(Data records)
____

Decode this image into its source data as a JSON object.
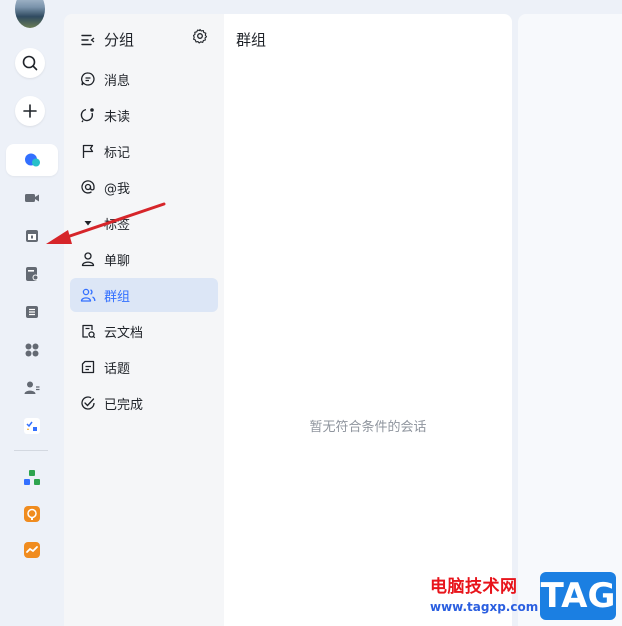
{
  "group_panel": {
    "title": "分组",
    "items": [
      {
        "label": "消息",
        "icon": "message-icon"
      },
      {
        "label": "未读",
        "icon": "unread-icon"
      },
      {
        "label": "标记",
        "icon": "flag-icon"
      },
      {
        "label": "@我",
        "icon": "at-icon"
      },
      {
        "label": "标签",
        "icon": "caret-down-icon"
      },
      {
        "label": "单聊",
        "icon": "user-icon"
      },
      {
        "label": "群组",
        "icon": "group-icon"
      },
      {
        "label": "云文档",
        "icon": "cloud-doc-icon"
      },
      {
        "label": "话题",
        "icon": "topic-icon"
      },
      {
        "label": "已完成",
        "icon": "check-circle-icon"
      }
    ],
    "active_item": "群组"
  },
  "conversation_list": {
    "title": "群组",
    "empty_text": "暂无符合条件的会话"
  },
  "colors": {
    "accent": "#3370ff",
    "active_bg": "#dce6f6",
    "arrow": "#d6252a"
  },
  "watermark": {
    "cn_text": "电脑技术网",
    "url": "www.tagxp.com",
    "badge": "TAG"
  }
}
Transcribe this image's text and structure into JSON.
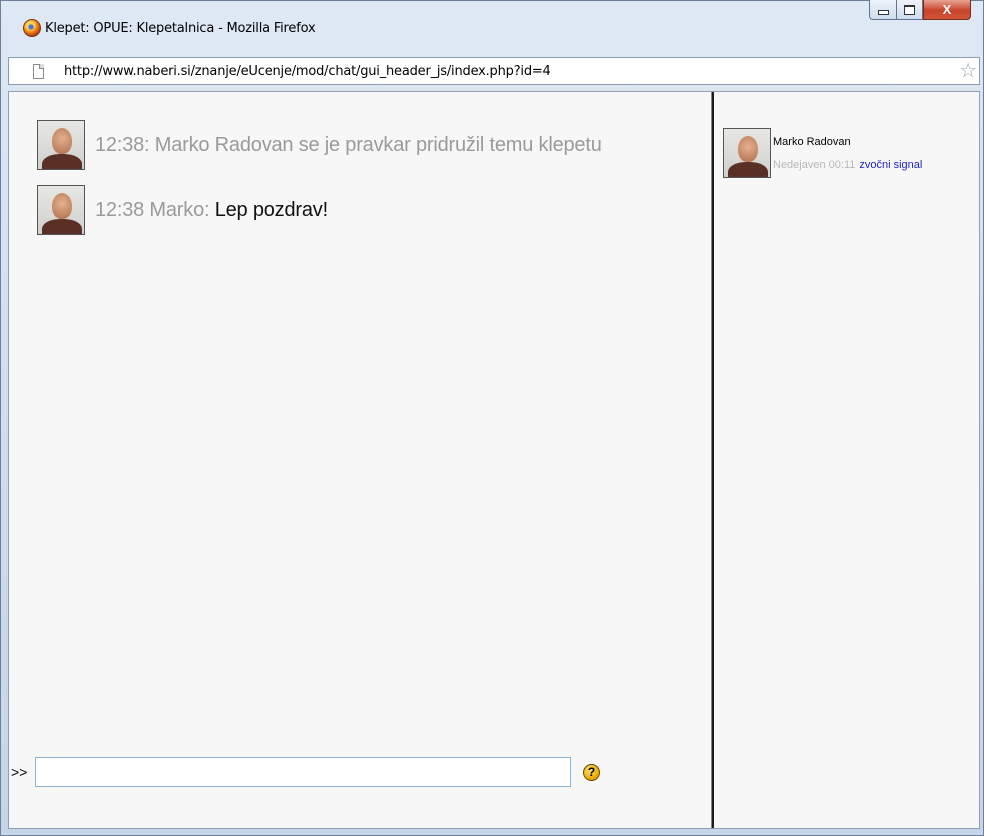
{
  "window": {
    "title": "Klepet: OPUE: Klepetalnica - Mozilla Firefox",
    "close_glyph": "X",
    "url": "http://www.naberi.si/znanje/eUcenje/mod/chat/gui_header_js/index.php?id=4",
    "star_glyph": "☆"
  },
  "chat": {
    "messages": [
      {
        "time": "12:38:",
        "text": " Marko Radovan se je pravkar pridružil temu klepetu",
        "body": ""
      },
      {
        "time": "12:38",
        "text": " Marko: ",
        "body": "Lep pozdrav!"
      }
    ],
    "input": {
      "prompt": ">>",
      "value": "",
      "help_glyph": "?"
    }
  },
  "users": [
    {
      "name": "Marko Radovan",
      "status": "Nedejaven 00:11",
      "action": "zvočni signal"
    }
  ]
}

____

Aim :: Tally every line of the listing that holds the string "title", then give the number by itself.

Answer to this task :: 3